• _EXERCISE GOAL_
Show all lines from the listing below that contain "authority".

##### DATA

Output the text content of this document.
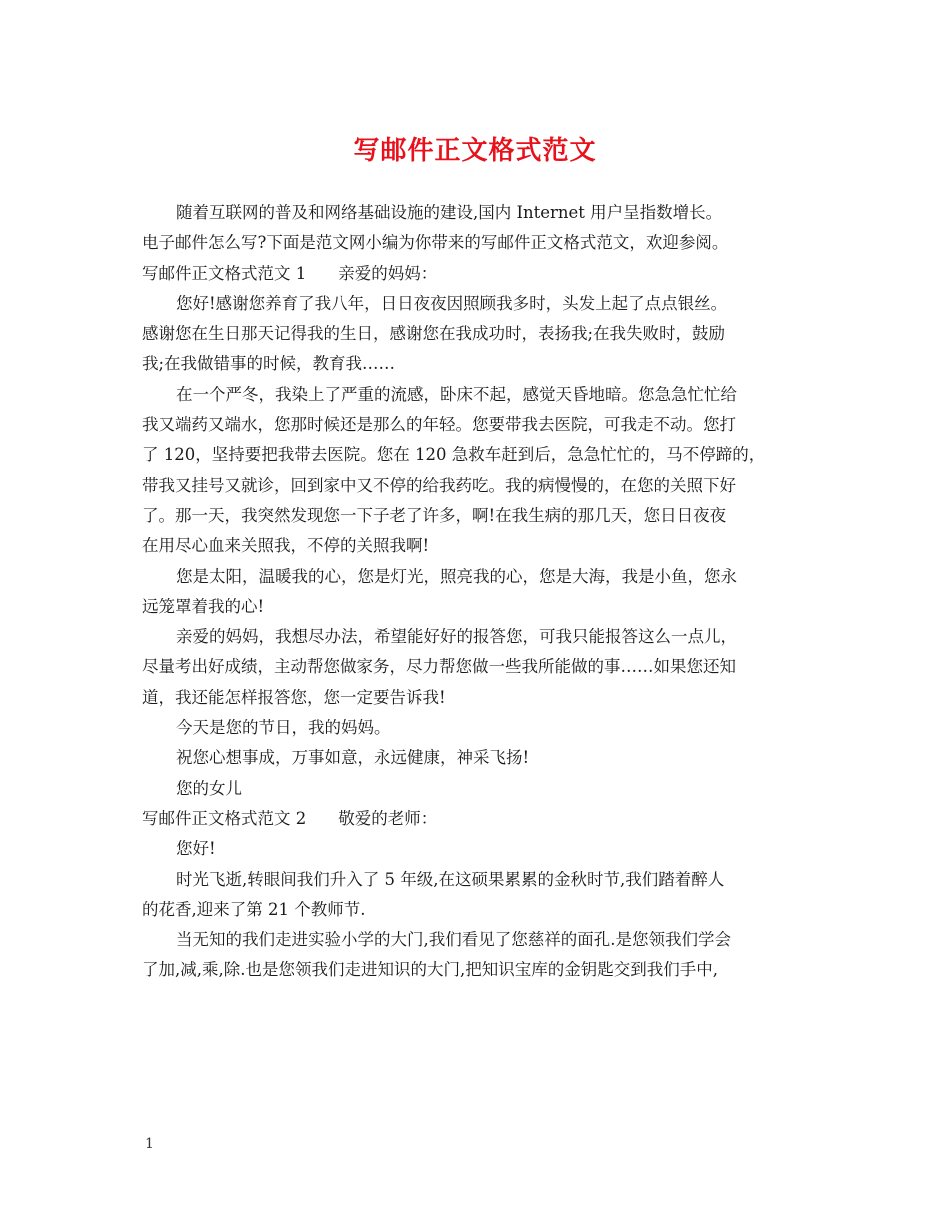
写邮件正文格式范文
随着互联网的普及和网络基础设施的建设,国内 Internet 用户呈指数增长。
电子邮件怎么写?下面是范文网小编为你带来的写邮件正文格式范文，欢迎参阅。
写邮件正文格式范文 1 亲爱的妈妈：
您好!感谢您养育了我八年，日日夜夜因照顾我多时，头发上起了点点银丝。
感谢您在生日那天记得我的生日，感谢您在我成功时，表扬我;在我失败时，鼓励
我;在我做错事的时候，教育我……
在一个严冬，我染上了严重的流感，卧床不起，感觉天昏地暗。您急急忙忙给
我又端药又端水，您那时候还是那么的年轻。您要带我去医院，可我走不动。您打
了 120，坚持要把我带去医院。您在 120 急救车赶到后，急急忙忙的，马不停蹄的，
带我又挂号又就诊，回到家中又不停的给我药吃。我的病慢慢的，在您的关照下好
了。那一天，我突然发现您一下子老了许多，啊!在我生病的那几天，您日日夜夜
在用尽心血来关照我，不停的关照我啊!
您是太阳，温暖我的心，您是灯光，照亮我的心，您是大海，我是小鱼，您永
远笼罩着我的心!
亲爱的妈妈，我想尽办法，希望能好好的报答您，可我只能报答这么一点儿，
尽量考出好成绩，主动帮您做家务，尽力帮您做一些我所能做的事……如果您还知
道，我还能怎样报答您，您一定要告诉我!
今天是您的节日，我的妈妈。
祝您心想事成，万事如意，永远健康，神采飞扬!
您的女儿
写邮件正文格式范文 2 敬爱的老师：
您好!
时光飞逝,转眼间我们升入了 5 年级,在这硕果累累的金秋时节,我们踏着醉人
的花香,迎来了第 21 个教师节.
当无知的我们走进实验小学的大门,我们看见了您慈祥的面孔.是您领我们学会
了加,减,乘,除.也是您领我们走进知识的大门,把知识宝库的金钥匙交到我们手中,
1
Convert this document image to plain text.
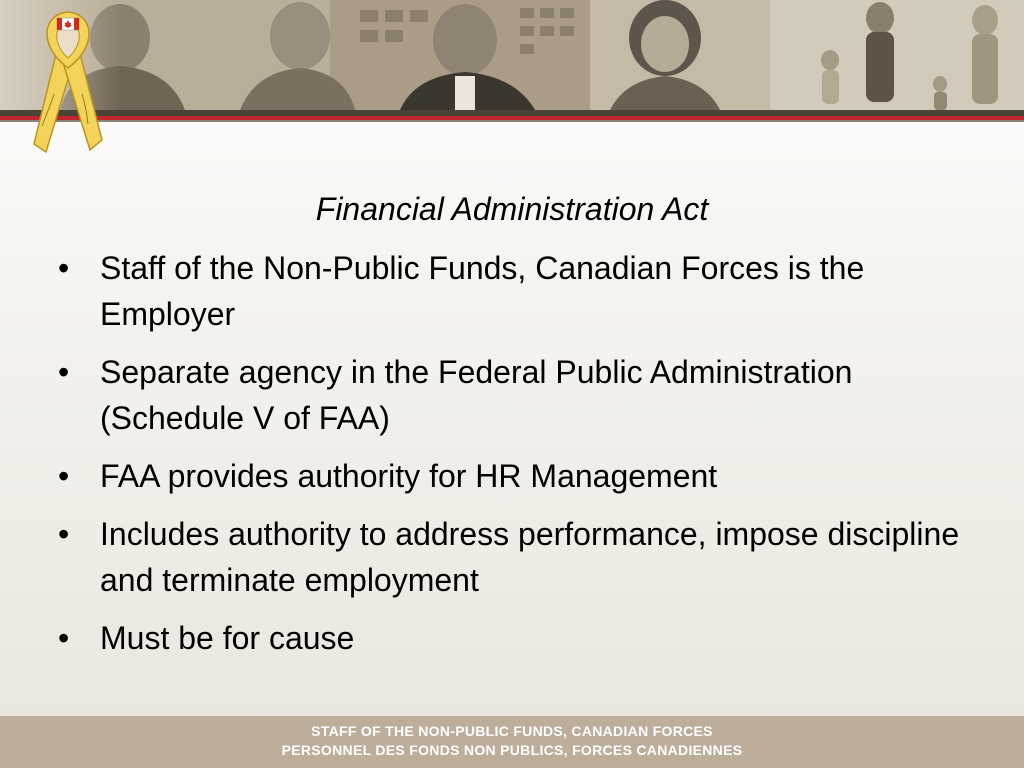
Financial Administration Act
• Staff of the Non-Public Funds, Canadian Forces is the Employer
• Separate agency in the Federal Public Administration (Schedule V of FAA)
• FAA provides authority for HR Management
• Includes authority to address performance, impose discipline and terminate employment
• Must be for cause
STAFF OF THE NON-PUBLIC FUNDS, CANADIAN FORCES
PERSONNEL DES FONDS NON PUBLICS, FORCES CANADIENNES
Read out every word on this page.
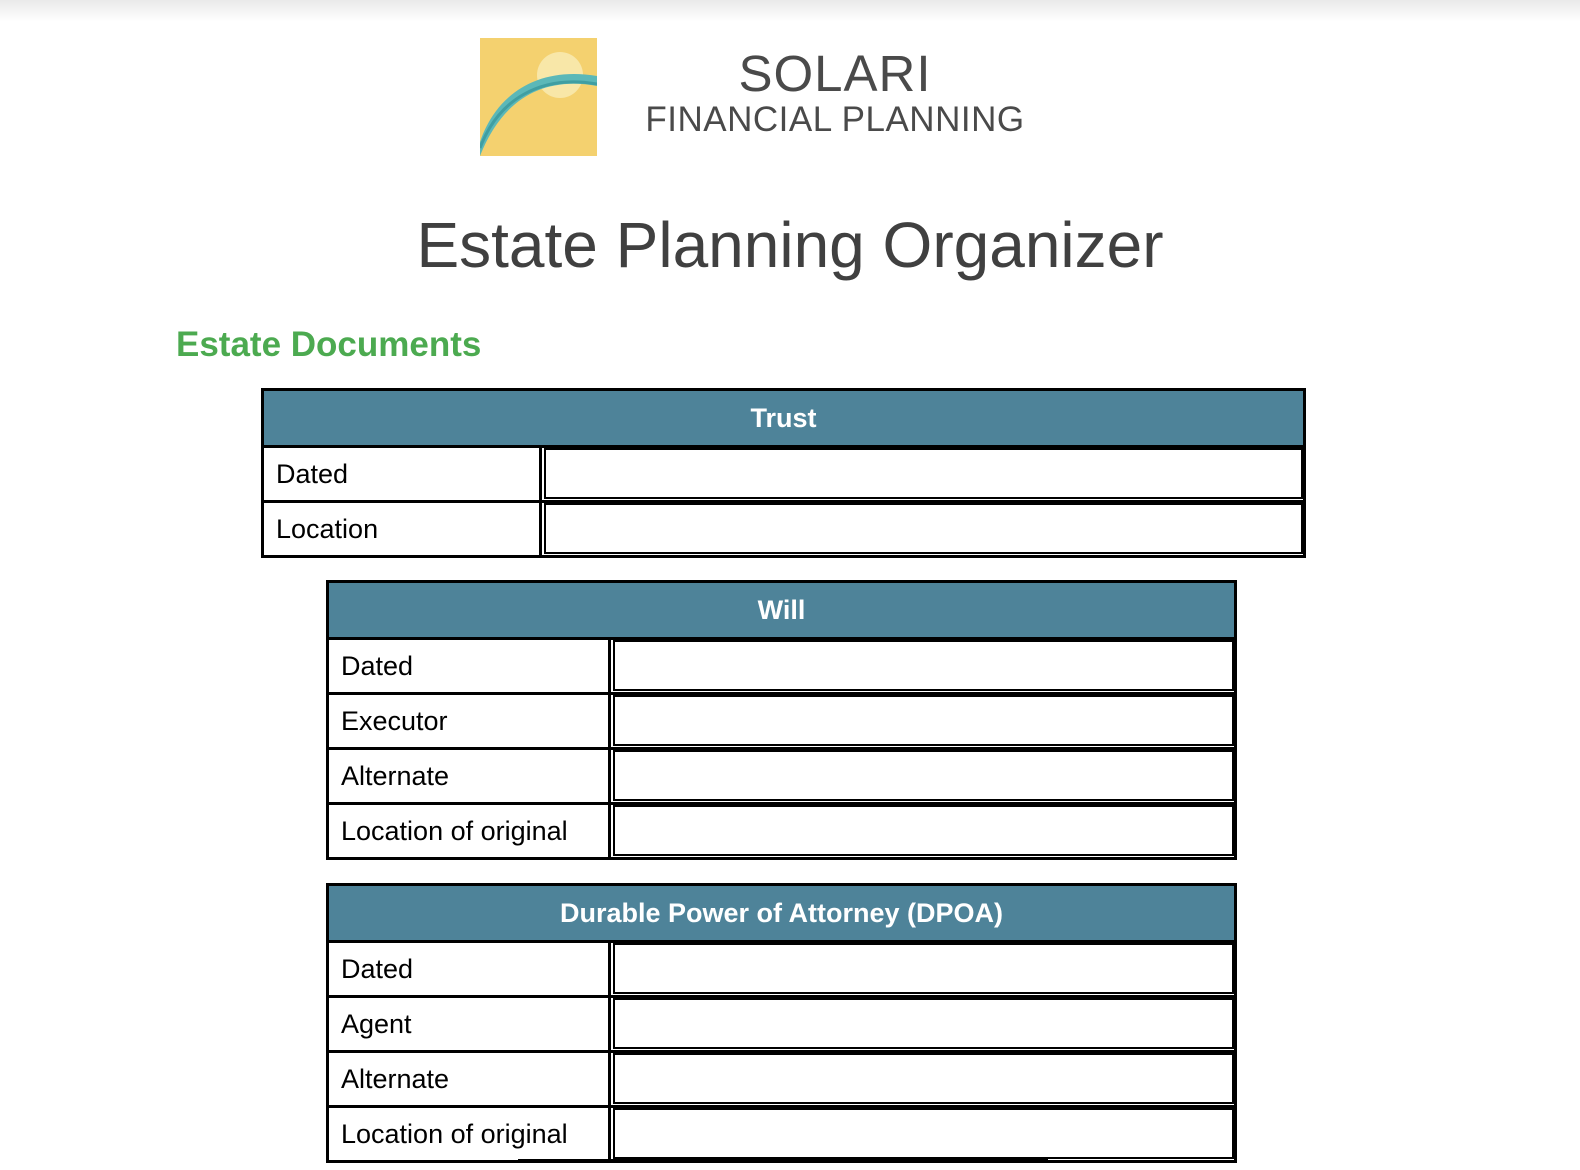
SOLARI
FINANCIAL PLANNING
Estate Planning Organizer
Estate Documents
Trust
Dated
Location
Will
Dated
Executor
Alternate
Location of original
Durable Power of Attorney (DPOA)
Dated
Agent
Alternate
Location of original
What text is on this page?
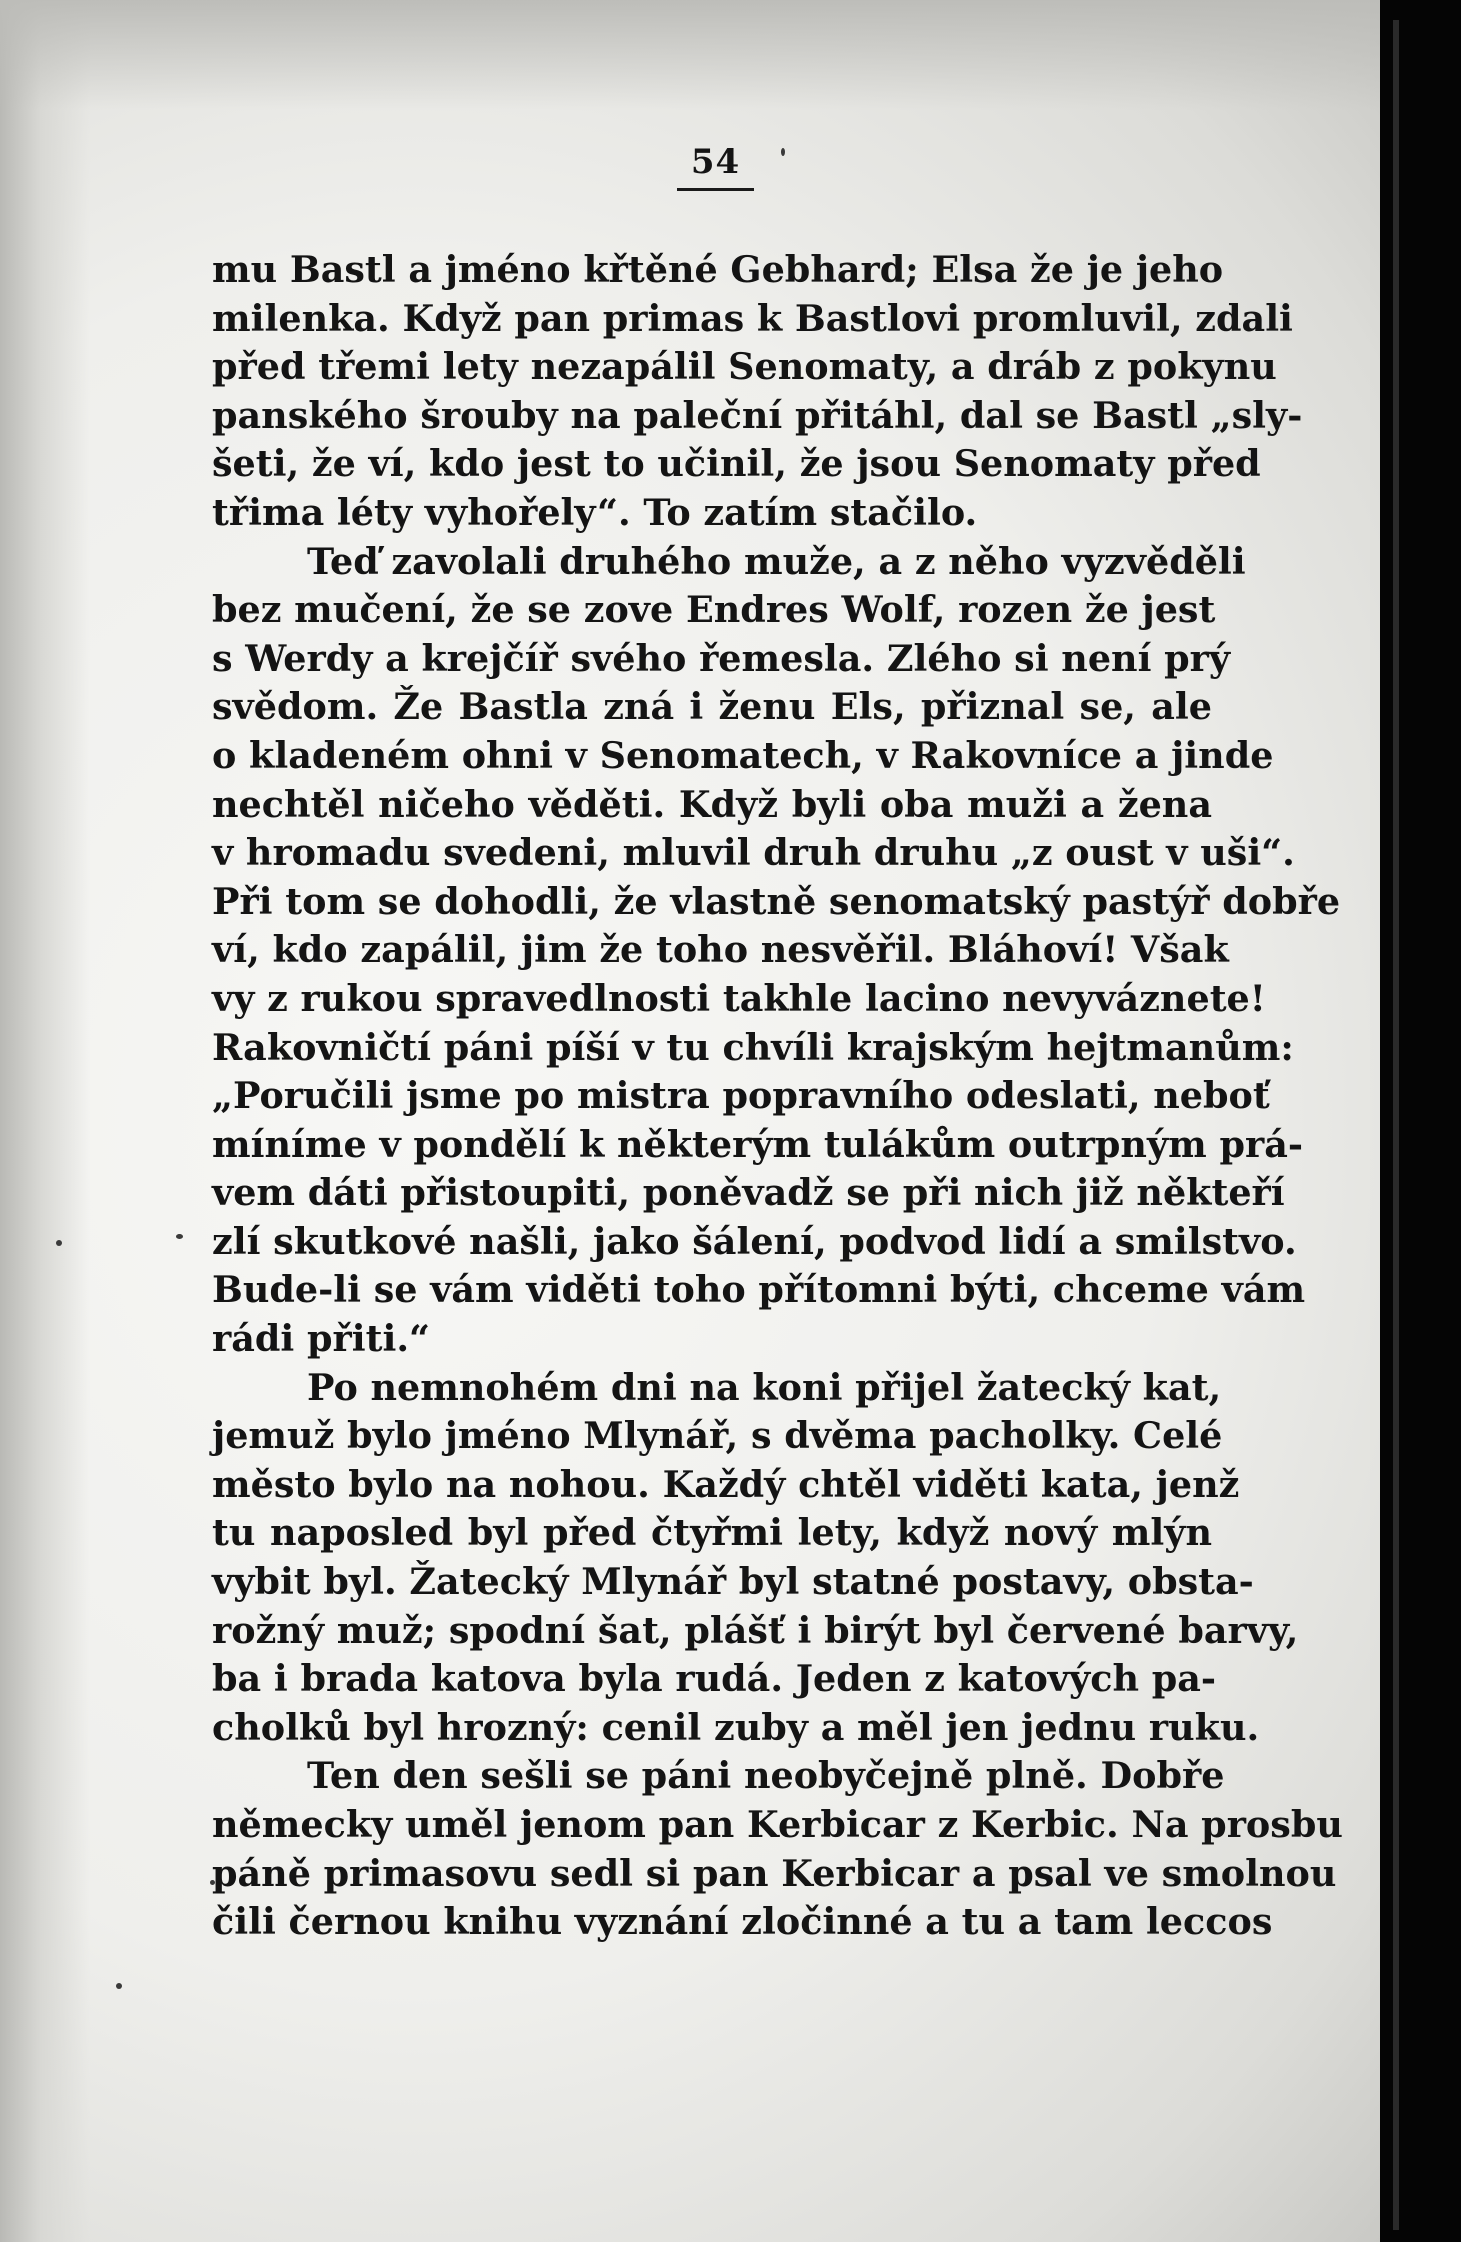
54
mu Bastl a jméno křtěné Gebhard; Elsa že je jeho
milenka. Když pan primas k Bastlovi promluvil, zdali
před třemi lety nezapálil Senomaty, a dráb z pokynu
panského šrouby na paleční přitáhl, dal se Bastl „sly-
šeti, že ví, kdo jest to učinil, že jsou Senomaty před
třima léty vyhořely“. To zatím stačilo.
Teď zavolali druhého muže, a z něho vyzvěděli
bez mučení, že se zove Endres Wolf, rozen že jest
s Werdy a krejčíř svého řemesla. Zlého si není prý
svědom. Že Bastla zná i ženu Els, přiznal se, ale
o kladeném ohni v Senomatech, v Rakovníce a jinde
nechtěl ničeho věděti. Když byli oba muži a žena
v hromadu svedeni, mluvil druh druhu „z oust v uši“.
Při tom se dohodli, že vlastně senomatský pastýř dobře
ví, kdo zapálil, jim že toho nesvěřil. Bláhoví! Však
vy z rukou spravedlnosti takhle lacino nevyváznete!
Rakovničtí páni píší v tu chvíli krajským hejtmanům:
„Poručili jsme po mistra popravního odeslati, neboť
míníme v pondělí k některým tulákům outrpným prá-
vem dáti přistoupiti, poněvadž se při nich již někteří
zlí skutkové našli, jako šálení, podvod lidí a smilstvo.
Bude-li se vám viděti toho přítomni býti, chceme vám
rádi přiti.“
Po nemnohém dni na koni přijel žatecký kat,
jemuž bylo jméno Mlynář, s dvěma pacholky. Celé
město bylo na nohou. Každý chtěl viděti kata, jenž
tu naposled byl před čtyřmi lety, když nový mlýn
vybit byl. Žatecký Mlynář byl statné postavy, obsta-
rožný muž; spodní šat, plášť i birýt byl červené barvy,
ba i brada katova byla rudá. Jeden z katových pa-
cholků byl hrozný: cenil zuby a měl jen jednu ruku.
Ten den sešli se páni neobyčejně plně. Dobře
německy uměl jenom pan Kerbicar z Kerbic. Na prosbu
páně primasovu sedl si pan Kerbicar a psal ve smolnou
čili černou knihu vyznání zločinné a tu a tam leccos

##########

• _RESPONSE TO THE EXERCISE_
• FAA provides authority for HR Management
• Includes authority to address performance, impose discipline and terminate employment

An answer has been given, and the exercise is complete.